> [STATED GOAL 1] Show every line of the listing below that contains the word "Average".

> [EXTRACT PROVIDED]
* * * * * * *

From a plain reading, it is evident that the main burden of providing a discrimination-free and healthy living environment for persons with disabilities laid solely with the Government under the Persons with Disabilities Act.

In fact, even the term ‘establishments’ under the Persons with Disabilities Act was defined to only mean a corporation established under a Central, Provincial or State Act, or an authority or body owned or controlled or aided by the Government or a local authority or a Government company, including Government departments. Thus, restricting the requirement of a discrimination-free working environment for persons with disabilities only to the government establishments.

On 13th December, 2006, the United Nations General Assembly adopted its Convention on the Rights of Persons with Disabilities with the purpose to promote, protect and ensure the full and equal enjoyment of all human rights and fundamental freedoms by all persons with disabilities, and to promote respect for their inherent dignity.

Principles for empowerment of persons with disabilities under the UN Convention

  • Respect for inherent dignity, individual autonomy including the freedom to make one’s own choices, and independence of persons
  • Non-discrimination
  • Full and effective participation and inclusion in society
  • Respect for difference and acceptance of persons with disabilities as part of human diversity and humanity
  • Equality of opportunity
  • Accessibility
  • Equality between men and women
  • Respect for the evolving capacities of children with disabilities and respect for the right of children with disabilities to preserve their identities

Accordingly, the Government of India, to give effect to the UN Convention on the Rights of Persons with Disabilities and for matters connected therewith or incidental thereto, enacted the Rights of Persons with Disabilities Act, 2016 (“new Act”) and the Rights of Persons with Disabilities Rules, 2017, effective 19th April, 2017 and 15th June, 2017 respectively.

The new Act seeks to protect disabled persons from all forms of discrimination, ensure equal opportunity and increase measures for integrating persons with disabilities in the society.

* * * * * * *

> [STATED GOAL 2] Output everything in the disability rights passage above from "Accordingly, the Government" down to "in the society.", copied word for word.

> [Layout coordinate data]

* * * * * * *

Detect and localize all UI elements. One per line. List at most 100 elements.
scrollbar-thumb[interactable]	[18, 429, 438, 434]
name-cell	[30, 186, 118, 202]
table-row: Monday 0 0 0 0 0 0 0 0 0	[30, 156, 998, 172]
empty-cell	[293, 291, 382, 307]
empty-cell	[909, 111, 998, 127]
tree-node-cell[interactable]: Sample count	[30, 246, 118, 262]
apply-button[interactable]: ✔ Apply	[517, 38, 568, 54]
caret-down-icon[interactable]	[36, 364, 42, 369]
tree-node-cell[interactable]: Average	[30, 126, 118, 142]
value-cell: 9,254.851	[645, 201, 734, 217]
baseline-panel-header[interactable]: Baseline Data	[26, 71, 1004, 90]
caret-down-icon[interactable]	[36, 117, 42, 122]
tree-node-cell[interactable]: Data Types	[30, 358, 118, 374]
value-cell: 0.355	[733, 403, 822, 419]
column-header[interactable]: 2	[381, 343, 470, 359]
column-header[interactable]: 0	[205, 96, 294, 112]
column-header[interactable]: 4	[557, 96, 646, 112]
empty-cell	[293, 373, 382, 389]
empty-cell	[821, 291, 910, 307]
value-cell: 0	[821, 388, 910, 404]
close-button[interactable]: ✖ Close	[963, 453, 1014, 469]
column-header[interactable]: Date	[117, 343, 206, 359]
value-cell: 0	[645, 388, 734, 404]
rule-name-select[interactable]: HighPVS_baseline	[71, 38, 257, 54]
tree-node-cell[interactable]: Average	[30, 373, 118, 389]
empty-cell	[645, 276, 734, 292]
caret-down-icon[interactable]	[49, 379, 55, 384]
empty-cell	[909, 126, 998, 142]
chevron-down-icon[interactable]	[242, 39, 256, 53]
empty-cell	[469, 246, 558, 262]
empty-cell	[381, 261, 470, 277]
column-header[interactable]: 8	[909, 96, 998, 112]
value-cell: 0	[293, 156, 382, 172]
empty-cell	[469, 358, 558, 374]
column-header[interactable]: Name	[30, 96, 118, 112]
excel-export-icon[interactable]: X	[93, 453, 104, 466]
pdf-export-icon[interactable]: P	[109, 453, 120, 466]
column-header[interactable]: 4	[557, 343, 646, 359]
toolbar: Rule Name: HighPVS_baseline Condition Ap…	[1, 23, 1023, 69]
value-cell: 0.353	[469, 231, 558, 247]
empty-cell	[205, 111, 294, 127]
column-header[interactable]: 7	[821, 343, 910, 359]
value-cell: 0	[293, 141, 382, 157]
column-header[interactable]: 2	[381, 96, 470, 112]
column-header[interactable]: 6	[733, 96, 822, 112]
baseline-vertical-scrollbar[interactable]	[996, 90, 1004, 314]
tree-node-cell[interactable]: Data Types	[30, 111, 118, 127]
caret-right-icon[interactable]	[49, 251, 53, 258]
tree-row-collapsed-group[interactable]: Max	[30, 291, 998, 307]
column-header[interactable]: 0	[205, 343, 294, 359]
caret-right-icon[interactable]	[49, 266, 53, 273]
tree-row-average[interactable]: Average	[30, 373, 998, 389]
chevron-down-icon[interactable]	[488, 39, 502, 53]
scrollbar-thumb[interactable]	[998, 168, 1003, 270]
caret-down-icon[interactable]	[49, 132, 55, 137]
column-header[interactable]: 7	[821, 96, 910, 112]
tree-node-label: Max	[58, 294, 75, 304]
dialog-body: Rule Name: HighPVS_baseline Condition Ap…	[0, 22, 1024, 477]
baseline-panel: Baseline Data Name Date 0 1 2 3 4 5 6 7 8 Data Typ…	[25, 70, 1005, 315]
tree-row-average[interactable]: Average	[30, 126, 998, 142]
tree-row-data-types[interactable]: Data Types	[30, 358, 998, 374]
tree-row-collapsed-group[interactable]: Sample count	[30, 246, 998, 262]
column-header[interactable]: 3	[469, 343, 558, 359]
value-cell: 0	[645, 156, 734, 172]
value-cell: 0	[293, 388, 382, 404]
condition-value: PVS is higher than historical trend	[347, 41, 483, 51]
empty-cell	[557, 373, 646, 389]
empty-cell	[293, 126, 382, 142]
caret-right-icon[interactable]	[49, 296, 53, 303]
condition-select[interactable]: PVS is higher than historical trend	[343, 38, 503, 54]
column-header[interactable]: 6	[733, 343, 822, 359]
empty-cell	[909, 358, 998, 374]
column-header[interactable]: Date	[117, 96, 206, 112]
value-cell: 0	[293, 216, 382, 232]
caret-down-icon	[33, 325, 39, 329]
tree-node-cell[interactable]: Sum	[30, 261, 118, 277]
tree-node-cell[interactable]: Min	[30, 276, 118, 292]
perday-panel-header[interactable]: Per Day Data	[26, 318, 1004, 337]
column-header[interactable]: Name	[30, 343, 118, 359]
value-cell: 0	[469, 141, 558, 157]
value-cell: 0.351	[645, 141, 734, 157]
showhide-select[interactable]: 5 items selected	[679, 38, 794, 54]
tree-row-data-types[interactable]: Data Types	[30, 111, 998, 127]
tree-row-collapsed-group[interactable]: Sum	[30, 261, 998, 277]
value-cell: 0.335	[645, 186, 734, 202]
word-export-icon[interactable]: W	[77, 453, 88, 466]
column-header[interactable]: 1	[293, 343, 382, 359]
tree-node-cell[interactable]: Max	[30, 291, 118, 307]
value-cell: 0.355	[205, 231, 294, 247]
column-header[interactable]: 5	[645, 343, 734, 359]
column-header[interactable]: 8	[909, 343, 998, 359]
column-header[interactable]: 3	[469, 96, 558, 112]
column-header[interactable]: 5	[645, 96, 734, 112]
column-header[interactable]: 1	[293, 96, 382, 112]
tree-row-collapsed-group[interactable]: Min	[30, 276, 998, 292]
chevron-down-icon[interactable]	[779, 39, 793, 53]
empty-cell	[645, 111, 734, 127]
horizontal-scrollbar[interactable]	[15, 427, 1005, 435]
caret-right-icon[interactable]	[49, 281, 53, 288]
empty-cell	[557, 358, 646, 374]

* * * * * * *

> [EXERCISE SOLUTION 1]
tree-node-cell[interactable]: Average	[30, 126, 118, 142]
tree-node-cell[interactable]: Average	[30, 373, 118, 389]
tree-row-average[interactable]: Average	[30, 373, 998, 389]
tree-row-average[interactable]: Average	[30, 126, 998, 142]

> [EXERCISE SOLUTION 2]
Accordingly, the Government of India, to give effect to the UN Convention on the Rights of Persons with Disabilities and for matters connected therewith or incidental thereto, enacted the Rights of Persons with Disabilities Act, 2016 (“new Act”) and the Rights of Persons with Disabilities Rules, 2017, effective 19th April, 2017 and 15th June, 2017 respectively.

The new Act seeks to protect disabled persons from all forms of discrimination, ensure equal opportunity and increase measures for integrating persons with disabilities in the society.